— Records for the exercise —
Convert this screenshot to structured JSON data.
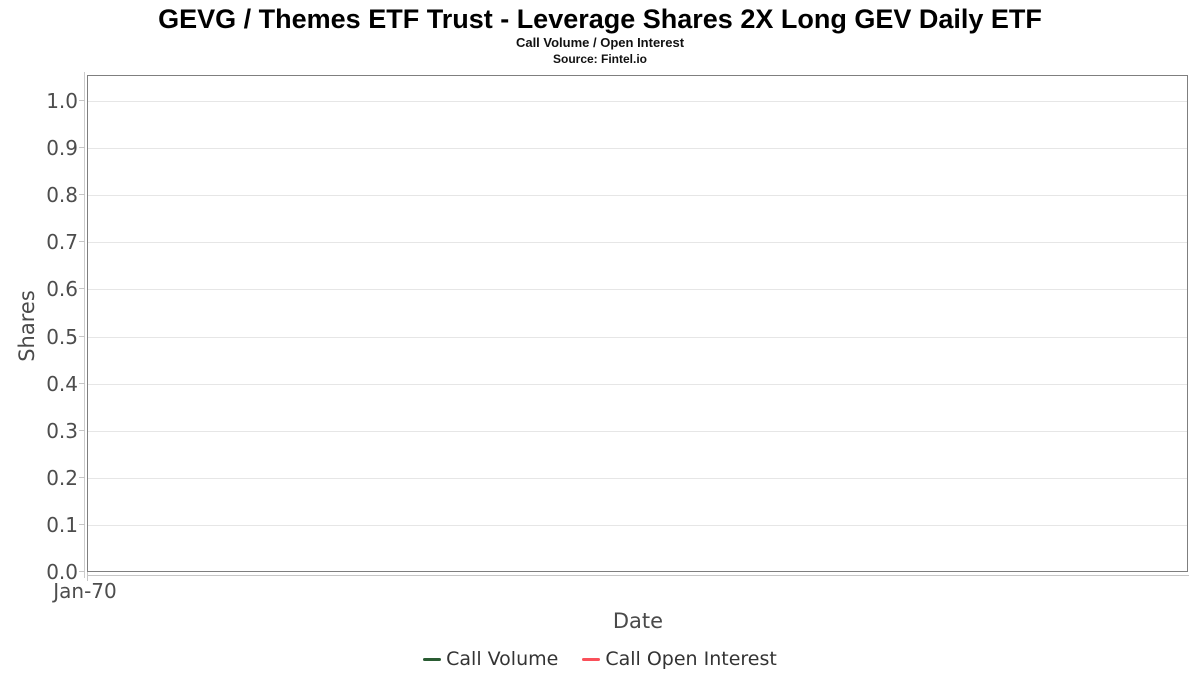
{
  "chart_data": {
    "type": "line",
    "title": "GEVG / Themes ETF Trust - Leverage Shares 2X Long GEV Daily ETF",
    "subtitle": "Call Volume / Open Interest",
    "source": "Source: Fintel.io",
    "xlabel": "Date",
    "ylabel": "Shares",
    "ylim": [
      0.0,
      1.0
    ],
    "yticks": [
      "1.0",
      "0.9",
      "0.8",
      "0.7",
      "0.6",
      "0.5",
      "0.4",
      "0.3",
      "0.2",
      "0.1",
      "0.0"
    ],
    "xticks": [
      "Jan-70"
    ],
    "grid": true,
    "legend_position": "bottom",
    "series": [
      {
        "name": "Call Volume",
        "color": "#2a5c33",
        "x": [],
        "values": []
      },
      {
        "name": "Call Open Interest",
        "color": "#fa505a",
        "x": [],
        "values": []
      }
    ]
  },
  "colors": {
    "plot_border": "#7f7f7f",
    "gridline": "#e6e6e6",
    "axis_line": "#c6c6c6",
    "tick_label": "#4d4d4d",
    "axis_title": "#4a4a4a",
    "legend_text": "#333333",
    "background": "#ffffff"
  }
}
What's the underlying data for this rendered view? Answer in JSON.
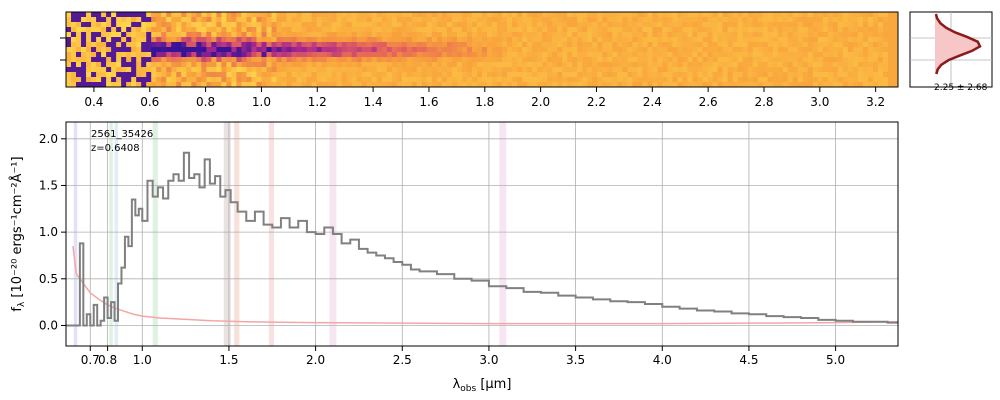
{
  "colors": {
    "spectrum": "#808080",
    "error": "#f4a6a6",
    "profile_line": "#8b1a1a",
    "profile_fill": "#f7c6c6",
    "heat_low": "#ffd84a",
    "heat_mid": "#f28a3a",
    "heat_high": "#3a1a9a"
  },
  "chart_data": [
    {
      "type": "heatmap",
      "x_ticks": [
        {
          "value": 0.4,
          "label": "0.4"
        },
        {
          "value": 0.6,
          "label": "0.6"
        },
        {
          "value": 0.8,
          "label": "0.8"
        },
        {
          "value": 1.0,
          "label": "1.0"
        },
        {
          "value": 1.2,
          "label": "1.2"
        },
        {
          "value": 1.4,
          "label": "1.4"
        },
        {
          "value": 1.6,
          "label": "1.6"
        },
        {
          "value": 1.8,
          "label": "1.8"
        },
        {
          "value": 2.0,
          "label": "2.0"
        },
        {
          "value": 2.2,
          "label": "2.2"
        },
        {
          "value": 2.4,
          "label": "2.4"
        },
        {
          "value": 2.6,
          "label": "2.6"
        },
        {
          "value": 2.8,
          "label": "2.8"
        },
        {
          "value": 3.0,
          "label": "3.0"
        },
        {
          "value": 3.2,
          "label": "3.2"
        }
      ],
      "colormap": "plasma",
      "trace_rows": "center"
    },
    {
      "type": "line",
      "annotation": "2.25 ± 2.68",
      "profile": [
        0.02,
        0.05,
        0.12,
        0.25,
        0.45,
        0.72,
        0.95,
        1.0,
        0.82,
        0.55,
        0.3,
        0.14,
        0.06,
        0.03
      ]
    },
    {
      "type": "line",
      "object_id": "2561_35426",
      "redshift_label": "z=0.6408",
      "xlabel": "λ",
      "xlabel_sub": "obs",
      "xlabel_unit": " [μm]",
      "ylabel": "f",
      "ylabel_sub": "λ",
      "ylabel_unit": " [10⁻²⁰ ergs⁻¹cm⁻²Å⁻¹]",
      "xlim": [
        0.56,
        5.36
      ],
      "ylim": [
        -0.22,
        2.18
      ],
      "grid": true,
      "x_ticks": [
        {
          "value": 0.7,
          "label": "0.7"
        },
        {
          "value": 0.8,
          "label": "0.8"
        },
        {
          "value": 1.0,
          "label": "1.0"
        },
        {
          "value": 1.5,
          "label": "1.5"
        },
        {
          "value": 2.0,
          "label": "2.0"
        },
        {
          "value": 2.5,
          "label": "2.5"
        },
        {
          "value": 3.0,
          "label": "3.0"
        },
        {
          "value": 3.5,
          "label": "3.5"
        },
        {
          "value": 4.0,
          "label": "4.0"
        },
        {
          "value": 4.5,
          "label": "4.5"
        },
        {
          "value": 5.0,
          "label": "5.0"
        }
      ],
      "y_ticks": [
        {
          "value": 0.0,
          "label": "0.0"
        },
        {
          "value": 0.5,
          "label": "0.5"
        },
        {
          "value": 1.0,
          "label": "1.0"
        },
        {
          "value": 1.5,
          "label": "1.5"
        },
        {
          "value": 2.0,
          "label": "2.0"
        }
      ],
      "emission_bands": [
        {
          "x0": 0.605,
          "x1": 0.625,
          "color": "#c8c8f0"
        },
        {
          "x0": 0.81,
          "x1": 0.83,
          "color": "#c8e6c8"
        },
        {
          "x0": 0.84,
          "x1": 0.86,
          "color": "#c8e0f0"
        },
        {
          "x0": 1.06,
          "x1": 1.09,
          "color": "#c8e6c8"
        },
        {
          "x0": 1.47,
          "x1": 1.51,
          "color": "#d8c8c8"
        },
        {
          "x0": 1.53,
          "x1": 1.56,
          "color": "#f0c8b8"
        },
        {
          "x0": 1.73,
          "x1": 1.76,
          "color": "#f0c8c8"
        },
        {
          "x0": 2.08,
          "x1": 2.12,
          "color": "#f0d0e8"
        },
        {
          "x0": 3.06,
          "x1": 3.1,
          "color": "#f0d0e8"
        }
      ],
      "spectrum": [
        [
          0.56,
          0.0
        ],
        [
          0.62,
          0.0
        ],
        [
          0.64,
          0.88
        ],
        [
          0.66,
          0.0
        ],
        [
          0.68,
          0.12
        ],
        [
          0.7,
          0.0
        ],
        [
          0.72,
          0.22
        ],
        [
          0.74,
          0.0
        ],
        [
          0.76,
          0.05
        ],
        [
          0.78,
          0.3
        ],
        [
          0.8,
          0.08
        ],
        [
          0.82,
          0.25
        ],
        [
          0.84,
          0.05
        ],
        [
          0.86,
          0.45
        ],
        [
          0.88,
          0.62
        ],
        [
          0.9,
          0.95
        ],
        [
          0.92,
          0.85
        ],
        [
          0.94,
          1.35
        ],
        [
          0.96,
          1.18
        ],
        [
          0.98,
          1.25
        ],
        [
          1.0,
          1.12
        ],
        [
          1.03,
          1.55
        ],
        [
          1.06,
          1.38
        ],
        [
          1.09,
          1.48
        ],
        [
          1.12,
          1.36
        ],
        [
          1.15,
          1.55
        ],
        [
          1.18,
          1.62
        ],
        [
          1.21,
          1.55
        ],
        [
          1.24,
          1.85
        ],
        [
          1.27,
          1.58
        ],
        [
          1.3,
          1.62
        ],
        [
          1.33,
          1.48
        ],
        [
          1.36,
          1.78
        ],
        [
          1.39,
          1.52
        ],
        [
          1.42,
          1.6
        ],
        [
          1.45,
          1.38
        ],
        [
          1.48,
          1.45
        ],
        [
          1.51,
          1.32
        ],
        [
          1.55,
          1.22
        ],
        [
          1.6,
          1.12
        ],
        [
          1.65,
          1.22
        ],
        [
          1.7,
          1.08
        ],
        [
          1.75,
          1.05
        ],
        [
          1.8,
          1.15
        ],
        [
          1.85,
          1.05
        ],
        [
          1.9,
          1.12
        ],
        [
          1.95,
          1.0
        ],
        [
          2.0,
          0.98
        ],
        [
          2.05,
          1.05
        ],
        [
          2.1,
          0.98
        ],
        [
          2.15,
          0.88
        ],
        [
          2.2,
          0.92
        ],
        [
          2.25,
          0.82
        ],
        [
          2.3,
          0.78
        ],
        [
          2.35,
          0.75
        ],
        [
          2.4,
          0.72
        ],
        [
          2.45,
          0.68
        ],
        [
          2.5,
          0.65
        ],
        [
          2.55,
          0.6
        ],
        [
          2.6,
          0.58
        ],
        [
          2.7,
          0.55
        ],
        [
          2.8,
          0.5
        ],
        [
          2.9,
          0.48
        ],
        [
          3.0,
          0.42
        ],
        [
          3.1,
          0.4
        ],
        [
          3.2,
          0.36
        ],
        [
          3.3,
          0.35
        ],
        [
          3.4,
          0.32
        ],
        [
          3.5,
          0.3
        ],
        [
          3.6,
          0.28
        ],
        [
          3.7,
          0.26
        ],
        [
          3.8,
          0.25
        ],
        [
          3.9,
          0.23
        ],
        [
          4.0,
          0.2
        ],
        [
          4.1,
          0.18
        ],
        [
          4.2,
          0.16
        ],
        [
          4.3,
          0.15
        ],
        [
          4.4,
          0.13
        ],
        [
          4.5,
          0.12
        ],
        [
          4.6,
          0.1
        ],
        [
          4.7,
          0.09
        ],
        [
          4.8,
          0.08
        ],
        [
          4.9,
          0.06
        ],
        [
          5.0,
          0.05
        ],
        [
          5.1,
          0.04
        ],
        [
          5.2,
          0.04
        ],
        [
          5.3,
          0.03
        ],
        [
          5.36,
          0.03
        ]
      ],
      "error": [
        [
          0.6,
          0.85
        ],
        [
          0.62,
          0.55
        ],
        [
          0.66,
          0.45
        ],
        [
          0.7,
          0.35
        ],
        [
          0.75,
          0.28
        ],
        [
          0.8,
          0.22
        ],
        [
          0.85,
          0.18
        ],
        [
          0.9,
          0.15
        ],
        [
          0.95,
          0.12
        ],
        [
          1.0,
          0.1
        ],
        [
          1.1,
          0.08
        ],
        [
          1.2,
          0.07
        ],
        [
          1.4,
          0.05
        ],
        [
          1.6,
          0.04
        ],
        [
          1.8,
          0.035
        ],
        [
          2.0,
          0.03
        ],
        [
          2.5,
          0.025
        ],
        [
          3.0,
          0.02
        ],
        [
          3.5,
          0.02
        ],
        [
          4.0,
          0.02
        ],
        [
          4.5,
          0.025
        ],
        [
          5.0,
          0.03
        ],
        [
          5.36,
          0.04
        ]
      ]
    }
  ]
}
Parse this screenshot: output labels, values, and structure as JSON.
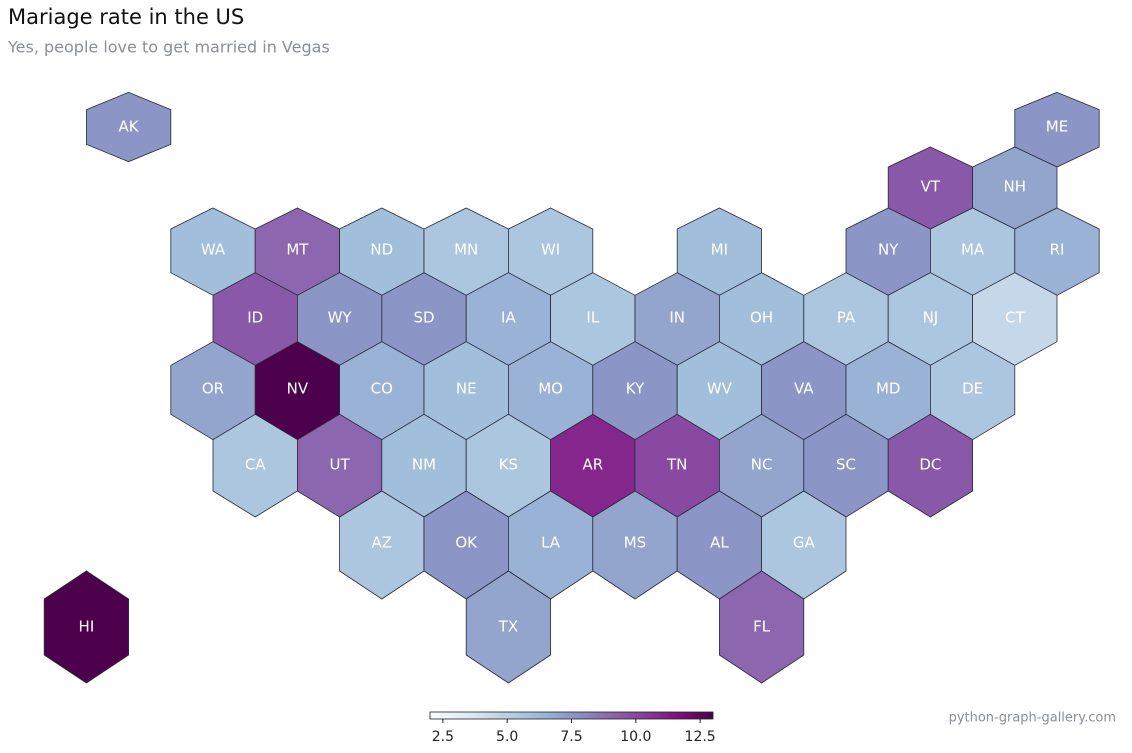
{
  "chart_data": {
    "type": "hexmap",
    "title": "Mariage rate in the US",
    "subtitle": "Yes, people love to get married in Vegas",
    "credit": "python-graph-gallery.com",
    "categories": [
      "AK",
      "ME",
      "VT",
      "NH",
      "WA",
      "MT",
      "ND",
      "MN",
      "WI",
      "MI",
      "NY",
      "MA",
      "RI",
      "ID",
      "WY",
      "SD",
      "IA",
      "IL",
      "IN",
      "OH",
      "PA",
      "NJ",
      "CT",
      "OR",
      "NV",
      "CO",
      "NE",
      "MO",
      "KY",
      "WV",
      "VA",
      "MD",
      "DE",
      "CA",
      "UT",
      "NM",
      "KS",
      "AR",
      "TN",
      "NC",
      "SC",
      "DC",
      "AZ",
      "OK",
      "LA",
      "MS",
      "AL",
      "GA",
      "TX",
      "FL",
      "HI"
    ],
    "values": [
      7.5,
      7.5,
      9.5,
      7,
      6,
      9,
      6,
      5.5,
      5.5,
      6,
      7.5,
      5.5,
      6.5,
      9.5,
      7.5,
      7.5,
      6.5,
      5.5,
      7,
      6,
      5.5,
      5.5,
      4.5,
      7,
      13,
      6.5,
      6,
      6.5,
      7.5,
      6,
      7.5,
      6.5,
      5.5,
      5.5,
      9,
      6,
      5.5,
      11,
      10,
      7,
      7.5,
      9.5,
      5.5,
      7.5,
      6.5,
      7,
      7.5,
      5.5,
      7,
      9,
      13
    ],
    "colormap": "BuPu",
    "clim": [
      2,
      13
    ],
    "cticks": [
      2.5,
      {
        "value": 5,
        "label": "5.0"
      },
      7.5,
      {
        "value": 10,
        "label": "10.0"
      },
      12.5
    ]
  }
}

— Instructions for the task —
Look through the entries and find each line that has the string "JSON". Copy those lines.

— Written response —
Convert this screenshot to structured JSON data.
What's the underlying data for this rendered view? Answer in JSON.
Parse this screenshot: output labels, values, and structure as JSON.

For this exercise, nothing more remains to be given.